Find each line with the string "image" and copy it.

Raw records =>

↓

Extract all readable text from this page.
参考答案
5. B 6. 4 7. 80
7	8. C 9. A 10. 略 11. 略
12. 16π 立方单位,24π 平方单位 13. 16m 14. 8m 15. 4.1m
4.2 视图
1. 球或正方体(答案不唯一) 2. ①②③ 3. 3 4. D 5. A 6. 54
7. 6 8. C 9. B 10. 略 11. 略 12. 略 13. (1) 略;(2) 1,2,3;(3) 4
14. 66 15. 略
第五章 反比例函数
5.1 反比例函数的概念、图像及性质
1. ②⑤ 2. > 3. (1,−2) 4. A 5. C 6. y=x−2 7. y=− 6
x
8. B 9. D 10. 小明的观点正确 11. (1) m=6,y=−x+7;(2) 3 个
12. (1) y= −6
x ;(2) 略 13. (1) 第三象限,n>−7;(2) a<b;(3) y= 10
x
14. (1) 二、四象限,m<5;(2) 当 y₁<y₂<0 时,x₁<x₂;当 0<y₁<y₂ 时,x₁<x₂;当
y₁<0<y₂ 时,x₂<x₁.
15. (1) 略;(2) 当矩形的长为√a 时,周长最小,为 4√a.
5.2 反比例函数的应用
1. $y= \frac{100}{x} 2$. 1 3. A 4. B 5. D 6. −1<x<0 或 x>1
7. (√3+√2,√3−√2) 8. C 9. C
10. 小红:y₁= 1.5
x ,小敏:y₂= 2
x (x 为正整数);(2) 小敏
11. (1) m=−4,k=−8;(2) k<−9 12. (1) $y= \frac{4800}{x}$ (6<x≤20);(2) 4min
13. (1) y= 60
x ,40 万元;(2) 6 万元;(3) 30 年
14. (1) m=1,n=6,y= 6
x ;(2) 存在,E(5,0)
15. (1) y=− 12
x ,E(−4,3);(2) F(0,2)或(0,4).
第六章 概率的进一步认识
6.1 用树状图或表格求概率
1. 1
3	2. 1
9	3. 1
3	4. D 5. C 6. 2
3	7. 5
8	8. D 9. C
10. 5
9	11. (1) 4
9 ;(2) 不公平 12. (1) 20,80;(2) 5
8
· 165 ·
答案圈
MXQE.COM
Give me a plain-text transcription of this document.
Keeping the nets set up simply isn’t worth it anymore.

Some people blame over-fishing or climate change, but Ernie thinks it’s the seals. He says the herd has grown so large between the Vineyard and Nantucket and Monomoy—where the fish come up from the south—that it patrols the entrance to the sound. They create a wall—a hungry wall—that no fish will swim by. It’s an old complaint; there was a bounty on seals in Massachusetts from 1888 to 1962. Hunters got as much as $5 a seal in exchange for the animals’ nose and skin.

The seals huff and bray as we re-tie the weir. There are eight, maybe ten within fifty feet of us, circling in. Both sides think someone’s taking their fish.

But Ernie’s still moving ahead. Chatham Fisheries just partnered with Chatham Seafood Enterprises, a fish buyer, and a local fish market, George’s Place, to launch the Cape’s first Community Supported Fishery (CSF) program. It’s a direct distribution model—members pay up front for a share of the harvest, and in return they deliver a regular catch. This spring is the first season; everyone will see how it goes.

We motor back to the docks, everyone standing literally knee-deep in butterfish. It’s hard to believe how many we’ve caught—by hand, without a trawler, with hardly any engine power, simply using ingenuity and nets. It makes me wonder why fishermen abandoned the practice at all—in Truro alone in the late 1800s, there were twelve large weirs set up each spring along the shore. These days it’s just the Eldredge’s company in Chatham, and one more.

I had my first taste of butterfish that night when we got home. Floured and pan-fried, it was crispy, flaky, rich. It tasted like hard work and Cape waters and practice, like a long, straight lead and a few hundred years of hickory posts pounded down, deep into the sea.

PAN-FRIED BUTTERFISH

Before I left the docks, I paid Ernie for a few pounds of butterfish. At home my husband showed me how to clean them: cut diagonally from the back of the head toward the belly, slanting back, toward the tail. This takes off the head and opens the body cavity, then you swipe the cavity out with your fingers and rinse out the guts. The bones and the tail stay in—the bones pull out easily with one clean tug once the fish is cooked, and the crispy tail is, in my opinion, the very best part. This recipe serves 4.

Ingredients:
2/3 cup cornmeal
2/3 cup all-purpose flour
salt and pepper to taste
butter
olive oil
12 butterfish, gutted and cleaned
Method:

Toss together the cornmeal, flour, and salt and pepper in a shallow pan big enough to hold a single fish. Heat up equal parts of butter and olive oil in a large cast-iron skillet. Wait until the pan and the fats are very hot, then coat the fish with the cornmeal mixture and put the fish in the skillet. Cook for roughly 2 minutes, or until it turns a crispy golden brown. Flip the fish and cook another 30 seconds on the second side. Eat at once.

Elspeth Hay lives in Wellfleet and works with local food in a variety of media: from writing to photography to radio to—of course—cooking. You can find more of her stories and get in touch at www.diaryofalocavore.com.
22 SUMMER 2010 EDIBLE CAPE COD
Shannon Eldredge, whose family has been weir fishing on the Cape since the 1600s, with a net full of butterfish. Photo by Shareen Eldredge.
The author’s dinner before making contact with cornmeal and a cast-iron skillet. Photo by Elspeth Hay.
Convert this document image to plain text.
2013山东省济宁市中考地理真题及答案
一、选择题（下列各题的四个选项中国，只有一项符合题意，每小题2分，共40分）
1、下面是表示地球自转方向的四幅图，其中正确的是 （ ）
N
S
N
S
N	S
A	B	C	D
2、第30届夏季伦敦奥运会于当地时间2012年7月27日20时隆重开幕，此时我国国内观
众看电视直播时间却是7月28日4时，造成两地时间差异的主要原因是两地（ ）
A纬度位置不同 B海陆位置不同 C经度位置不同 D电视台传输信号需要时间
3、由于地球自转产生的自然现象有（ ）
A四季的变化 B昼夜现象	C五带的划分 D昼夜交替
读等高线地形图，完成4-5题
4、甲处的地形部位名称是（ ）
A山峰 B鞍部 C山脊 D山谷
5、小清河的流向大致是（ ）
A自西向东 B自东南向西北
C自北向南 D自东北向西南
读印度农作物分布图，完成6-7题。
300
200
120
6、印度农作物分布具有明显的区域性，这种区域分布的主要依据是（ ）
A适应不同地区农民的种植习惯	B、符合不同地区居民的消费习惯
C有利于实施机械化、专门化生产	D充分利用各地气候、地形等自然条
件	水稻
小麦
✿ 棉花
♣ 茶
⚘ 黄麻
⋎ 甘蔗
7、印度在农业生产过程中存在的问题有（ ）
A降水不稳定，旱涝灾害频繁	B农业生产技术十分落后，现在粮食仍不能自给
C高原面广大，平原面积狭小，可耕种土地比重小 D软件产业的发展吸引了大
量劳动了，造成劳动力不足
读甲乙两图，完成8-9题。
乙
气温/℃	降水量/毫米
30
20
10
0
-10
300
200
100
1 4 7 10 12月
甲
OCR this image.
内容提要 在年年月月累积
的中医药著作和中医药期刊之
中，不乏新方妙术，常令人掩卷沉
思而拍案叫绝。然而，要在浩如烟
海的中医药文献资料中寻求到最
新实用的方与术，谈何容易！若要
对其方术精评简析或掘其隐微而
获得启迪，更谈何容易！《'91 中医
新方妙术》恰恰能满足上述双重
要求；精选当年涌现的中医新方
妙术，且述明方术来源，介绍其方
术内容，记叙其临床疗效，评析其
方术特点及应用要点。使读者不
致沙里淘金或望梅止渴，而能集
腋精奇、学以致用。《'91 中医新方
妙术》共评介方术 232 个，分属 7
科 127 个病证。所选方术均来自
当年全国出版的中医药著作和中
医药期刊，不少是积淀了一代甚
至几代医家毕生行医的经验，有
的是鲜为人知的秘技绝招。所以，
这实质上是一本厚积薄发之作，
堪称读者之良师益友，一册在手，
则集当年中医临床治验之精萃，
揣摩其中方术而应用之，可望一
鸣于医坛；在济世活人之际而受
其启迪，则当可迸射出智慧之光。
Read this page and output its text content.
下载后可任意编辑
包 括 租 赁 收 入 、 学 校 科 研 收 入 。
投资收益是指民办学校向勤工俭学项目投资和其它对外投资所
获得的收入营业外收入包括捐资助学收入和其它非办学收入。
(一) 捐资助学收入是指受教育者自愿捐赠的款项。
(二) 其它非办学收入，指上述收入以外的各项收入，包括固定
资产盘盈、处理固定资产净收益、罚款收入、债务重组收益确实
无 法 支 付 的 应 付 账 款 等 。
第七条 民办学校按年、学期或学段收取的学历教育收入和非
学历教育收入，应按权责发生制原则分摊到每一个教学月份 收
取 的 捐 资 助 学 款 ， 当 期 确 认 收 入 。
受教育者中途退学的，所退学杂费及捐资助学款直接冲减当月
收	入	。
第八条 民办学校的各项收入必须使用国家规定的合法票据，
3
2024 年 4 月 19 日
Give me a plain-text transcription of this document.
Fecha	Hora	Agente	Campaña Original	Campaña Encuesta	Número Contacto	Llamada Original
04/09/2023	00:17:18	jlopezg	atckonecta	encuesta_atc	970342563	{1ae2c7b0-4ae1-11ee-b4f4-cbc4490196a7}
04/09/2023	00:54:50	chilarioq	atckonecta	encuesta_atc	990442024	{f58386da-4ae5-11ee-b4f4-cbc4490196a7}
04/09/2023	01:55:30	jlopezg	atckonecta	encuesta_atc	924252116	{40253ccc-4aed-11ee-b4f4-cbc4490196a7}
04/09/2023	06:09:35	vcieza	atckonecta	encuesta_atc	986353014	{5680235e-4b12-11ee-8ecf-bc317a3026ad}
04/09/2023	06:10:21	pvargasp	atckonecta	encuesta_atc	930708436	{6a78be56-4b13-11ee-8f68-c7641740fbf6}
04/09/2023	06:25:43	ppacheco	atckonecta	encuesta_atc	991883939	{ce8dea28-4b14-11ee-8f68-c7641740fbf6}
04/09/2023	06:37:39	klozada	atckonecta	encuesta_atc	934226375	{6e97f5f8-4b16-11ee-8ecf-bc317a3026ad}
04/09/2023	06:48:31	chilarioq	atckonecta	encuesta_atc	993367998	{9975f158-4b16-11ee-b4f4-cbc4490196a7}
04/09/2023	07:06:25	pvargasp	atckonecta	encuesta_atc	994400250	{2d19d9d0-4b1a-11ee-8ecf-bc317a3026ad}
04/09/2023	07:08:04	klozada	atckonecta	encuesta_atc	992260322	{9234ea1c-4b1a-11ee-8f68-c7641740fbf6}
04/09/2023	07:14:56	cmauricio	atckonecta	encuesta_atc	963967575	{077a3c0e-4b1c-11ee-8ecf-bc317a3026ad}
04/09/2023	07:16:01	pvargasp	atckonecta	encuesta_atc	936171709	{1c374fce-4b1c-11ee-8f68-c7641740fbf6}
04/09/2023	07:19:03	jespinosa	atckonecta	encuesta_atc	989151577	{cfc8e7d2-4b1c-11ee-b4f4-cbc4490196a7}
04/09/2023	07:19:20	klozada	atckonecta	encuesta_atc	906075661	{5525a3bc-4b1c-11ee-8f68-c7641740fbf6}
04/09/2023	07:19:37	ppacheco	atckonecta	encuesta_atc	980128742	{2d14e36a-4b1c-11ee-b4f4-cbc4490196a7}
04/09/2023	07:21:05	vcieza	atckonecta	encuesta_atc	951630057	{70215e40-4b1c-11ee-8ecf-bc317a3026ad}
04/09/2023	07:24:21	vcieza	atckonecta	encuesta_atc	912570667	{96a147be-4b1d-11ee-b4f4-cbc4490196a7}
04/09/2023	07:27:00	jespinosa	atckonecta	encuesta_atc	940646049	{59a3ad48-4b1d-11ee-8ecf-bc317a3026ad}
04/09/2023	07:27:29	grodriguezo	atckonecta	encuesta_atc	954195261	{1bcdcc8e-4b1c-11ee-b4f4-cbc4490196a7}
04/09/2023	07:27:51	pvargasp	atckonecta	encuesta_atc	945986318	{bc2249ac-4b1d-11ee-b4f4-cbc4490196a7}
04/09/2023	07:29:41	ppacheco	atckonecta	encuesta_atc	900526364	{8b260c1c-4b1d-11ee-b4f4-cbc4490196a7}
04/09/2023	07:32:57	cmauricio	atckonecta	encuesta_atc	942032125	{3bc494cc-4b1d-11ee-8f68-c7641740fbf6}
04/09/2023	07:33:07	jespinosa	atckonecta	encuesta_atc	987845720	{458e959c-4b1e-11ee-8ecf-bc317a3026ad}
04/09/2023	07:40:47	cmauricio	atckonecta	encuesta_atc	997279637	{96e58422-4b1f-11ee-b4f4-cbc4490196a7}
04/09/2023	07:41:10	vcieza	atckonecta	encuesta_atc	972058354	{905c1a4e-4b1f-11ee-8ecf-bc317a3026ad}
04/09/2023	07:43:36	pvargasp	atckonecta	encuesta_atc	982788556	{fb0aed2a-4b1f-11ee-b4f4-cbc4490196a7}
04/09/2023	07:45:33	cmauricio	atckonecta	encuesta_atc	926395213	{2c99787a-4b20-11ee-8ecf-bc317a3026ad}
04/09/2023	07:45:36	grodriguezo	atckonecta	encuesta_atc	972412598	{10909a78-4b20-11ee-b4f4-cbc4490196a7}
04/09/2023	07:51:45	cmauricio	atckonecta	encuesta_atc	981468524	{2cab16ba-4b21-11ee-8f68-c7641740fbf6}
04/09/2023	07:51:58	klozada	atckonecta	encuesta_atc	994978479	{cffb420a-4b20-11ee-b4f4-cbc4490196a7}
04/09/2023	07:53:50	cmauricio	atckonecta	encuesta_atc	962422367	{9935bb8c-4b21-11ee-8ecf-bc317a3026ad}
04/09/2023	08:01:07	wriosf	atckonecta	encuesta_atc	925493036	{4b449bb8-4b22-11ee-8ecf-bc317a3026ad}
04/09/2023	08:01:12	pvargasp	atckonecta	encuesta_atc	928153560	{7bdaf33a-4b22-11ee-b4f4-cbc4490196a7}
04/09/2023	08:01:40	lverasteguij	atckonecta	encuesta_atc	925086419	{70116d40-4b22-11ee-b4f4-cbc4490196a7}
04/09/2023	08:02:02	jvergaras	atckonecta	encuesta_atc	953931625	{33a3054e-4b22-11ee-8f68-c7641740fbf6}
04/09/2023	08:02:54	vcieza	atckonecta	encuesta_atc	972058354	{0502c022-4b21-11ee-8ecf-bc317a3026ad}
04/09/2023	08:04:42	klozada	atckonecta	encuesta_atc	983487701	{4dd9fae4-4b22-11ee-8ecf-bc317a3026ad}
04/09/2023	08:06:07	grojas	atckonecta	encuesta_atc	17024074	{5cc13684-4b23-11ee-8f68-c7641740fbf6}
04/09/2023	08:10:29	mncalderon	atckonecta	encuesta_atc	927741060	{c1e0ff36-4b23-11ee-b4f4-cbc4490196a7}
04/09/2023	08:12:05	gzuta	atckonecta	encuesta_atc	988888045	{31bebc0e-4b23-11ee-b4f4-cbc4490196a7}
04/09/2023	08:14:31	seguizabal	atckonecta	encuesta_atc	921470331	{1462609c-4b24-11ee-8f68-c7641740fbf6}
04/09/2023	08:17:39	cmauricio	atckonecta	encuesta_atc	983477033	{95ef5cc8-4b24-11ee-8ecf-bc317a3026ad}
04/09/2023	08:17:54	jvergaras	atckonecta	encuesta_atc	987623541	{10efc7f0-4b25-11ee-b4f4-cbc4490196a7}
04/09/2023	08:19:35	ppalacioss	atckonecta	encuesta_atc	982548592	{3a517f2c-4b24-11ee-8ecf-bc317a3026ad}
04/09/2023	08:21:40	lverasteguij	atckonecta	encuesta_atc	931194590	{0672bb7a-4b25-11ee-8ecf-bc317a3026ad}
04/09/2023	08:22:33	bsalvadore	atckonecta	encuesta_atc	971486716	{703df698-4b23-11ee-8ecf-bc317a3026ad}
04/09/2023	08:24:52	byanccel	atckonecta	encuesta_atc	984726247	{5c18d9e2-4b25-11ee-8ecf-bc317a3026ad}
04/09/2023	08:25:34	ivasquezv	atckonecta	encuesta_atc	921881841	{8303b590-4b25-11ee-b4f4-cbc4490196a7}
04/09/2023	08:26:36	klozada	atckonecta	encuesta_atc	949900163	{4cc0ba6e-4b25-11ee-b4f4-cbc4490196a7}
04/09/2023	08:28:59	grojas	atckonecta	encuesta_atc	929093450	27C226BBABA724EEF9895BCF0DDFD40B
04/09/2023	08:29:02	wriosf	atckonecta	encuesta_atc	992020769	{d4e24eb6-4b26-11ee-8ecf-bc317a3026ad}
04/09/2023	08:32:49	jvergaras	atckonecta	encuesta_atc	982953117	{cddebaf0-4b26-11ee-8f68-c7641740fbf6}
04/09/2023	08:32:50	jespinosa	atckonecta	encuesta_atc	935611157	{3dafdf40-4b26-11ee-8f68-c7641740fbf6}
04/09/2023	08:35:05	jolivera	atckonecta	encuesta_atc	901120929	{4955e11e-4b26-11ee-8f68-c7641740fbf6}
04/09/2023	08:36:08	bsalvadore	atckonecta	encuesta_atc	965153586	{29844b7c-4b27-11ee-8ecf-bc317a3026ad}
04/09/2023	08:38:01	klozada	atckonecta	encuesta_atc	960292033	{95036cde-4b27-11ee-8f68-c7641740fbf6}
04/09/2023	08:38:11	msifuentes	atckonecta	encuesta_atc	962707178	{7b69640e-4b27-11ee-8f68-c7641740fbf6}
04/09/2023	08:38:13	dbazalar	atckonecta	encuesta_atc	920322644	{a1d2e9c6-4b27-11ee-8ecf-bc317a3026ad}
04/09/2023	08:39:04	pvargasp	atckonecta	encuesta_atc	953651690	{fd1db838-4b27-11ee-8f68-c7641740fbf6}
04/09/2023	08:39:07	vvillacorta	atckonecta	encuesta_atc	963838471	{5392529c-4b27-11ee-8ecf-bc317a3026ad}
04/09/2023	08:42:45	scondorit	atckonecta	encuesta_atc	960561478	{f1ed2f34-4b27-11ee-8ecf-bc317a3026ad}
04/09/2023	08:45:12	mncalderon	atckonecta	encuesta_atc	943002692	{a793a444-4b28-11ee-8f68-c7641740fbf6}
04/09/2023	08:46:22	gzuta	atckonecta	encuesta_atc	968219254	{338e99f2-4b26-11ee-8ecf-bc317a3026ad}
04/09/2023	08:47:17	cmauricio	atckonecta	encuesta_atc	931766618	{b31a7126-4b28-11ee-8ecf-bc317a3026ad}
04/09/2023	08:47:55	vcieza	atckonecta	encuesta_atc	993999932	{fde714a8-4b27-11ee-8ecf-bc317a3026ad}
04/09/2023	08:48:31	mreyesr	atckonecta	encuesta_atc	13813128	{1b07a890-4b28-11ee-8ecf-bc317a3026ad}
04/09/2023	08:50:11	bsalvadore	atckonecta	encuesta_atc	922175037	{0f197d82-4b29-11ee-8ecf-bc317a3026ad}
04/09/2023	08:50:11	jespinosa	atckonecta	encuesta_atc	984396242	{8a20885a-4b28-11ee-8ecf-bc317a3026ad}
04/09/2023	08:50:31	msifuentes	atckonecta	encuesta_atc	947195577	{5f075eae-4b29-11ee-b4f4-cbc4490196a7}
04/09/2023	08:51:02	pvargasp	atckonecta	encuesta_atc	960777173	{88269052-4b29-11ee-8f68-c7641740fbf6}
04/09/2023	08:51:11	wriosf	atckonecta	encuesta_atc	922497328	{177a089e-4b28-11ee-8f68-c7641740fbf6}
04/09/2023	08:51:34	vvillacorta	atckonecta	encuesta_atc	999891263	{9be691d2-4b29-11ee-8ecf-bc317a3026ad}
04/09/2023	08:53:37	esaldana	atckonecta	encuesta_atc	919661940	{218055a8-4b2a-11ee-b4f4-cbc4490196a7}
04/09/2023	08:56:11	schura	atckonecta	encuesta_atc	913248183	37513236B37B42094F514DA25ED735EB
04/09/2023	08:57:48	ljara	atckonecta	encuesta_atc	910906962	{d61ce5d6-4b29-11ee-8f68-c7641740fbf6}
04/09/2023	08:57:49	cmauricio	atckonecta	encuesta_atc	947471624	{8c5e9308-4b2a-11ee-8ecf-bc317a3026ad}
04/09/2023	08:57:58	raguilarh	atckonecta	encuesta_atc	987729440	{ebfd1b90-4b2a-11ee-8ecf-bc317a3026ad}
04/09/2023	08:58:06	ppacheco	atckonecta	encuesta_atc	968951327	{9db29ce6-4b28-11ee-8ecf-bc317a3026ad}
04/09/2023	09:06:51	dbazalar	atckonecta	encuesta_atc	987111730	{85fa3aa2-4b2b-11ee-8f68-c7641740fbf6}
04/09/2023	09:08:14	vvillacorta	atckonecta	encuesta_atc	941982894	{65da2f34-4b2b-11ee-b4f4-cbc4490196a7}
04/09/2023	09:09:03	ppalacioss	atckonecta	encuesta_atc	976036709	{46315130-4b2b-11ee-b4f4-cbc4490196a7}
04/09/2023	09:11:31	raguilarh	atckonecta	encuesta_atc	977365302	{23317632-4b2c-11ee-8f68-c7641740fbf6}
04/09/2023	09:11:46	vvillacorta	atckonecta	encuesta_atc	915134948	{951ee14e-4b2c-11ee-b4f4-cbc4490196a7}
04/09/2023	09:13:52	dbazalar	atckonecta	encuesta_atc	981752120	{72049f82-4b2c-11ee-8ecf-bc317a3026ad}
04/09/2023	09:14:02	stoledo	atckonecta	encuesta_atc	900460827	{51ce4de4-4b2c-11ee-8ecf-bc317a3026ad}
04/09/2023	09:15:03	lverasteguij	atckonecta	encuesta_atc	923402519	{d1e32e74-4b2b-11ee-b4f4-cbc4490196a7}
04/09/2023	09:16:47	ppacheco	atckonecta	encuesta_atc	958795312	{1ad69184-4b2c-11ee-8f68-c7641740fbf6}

↑

Expected answer =>
Convert this document image to plain text.
OCR this image.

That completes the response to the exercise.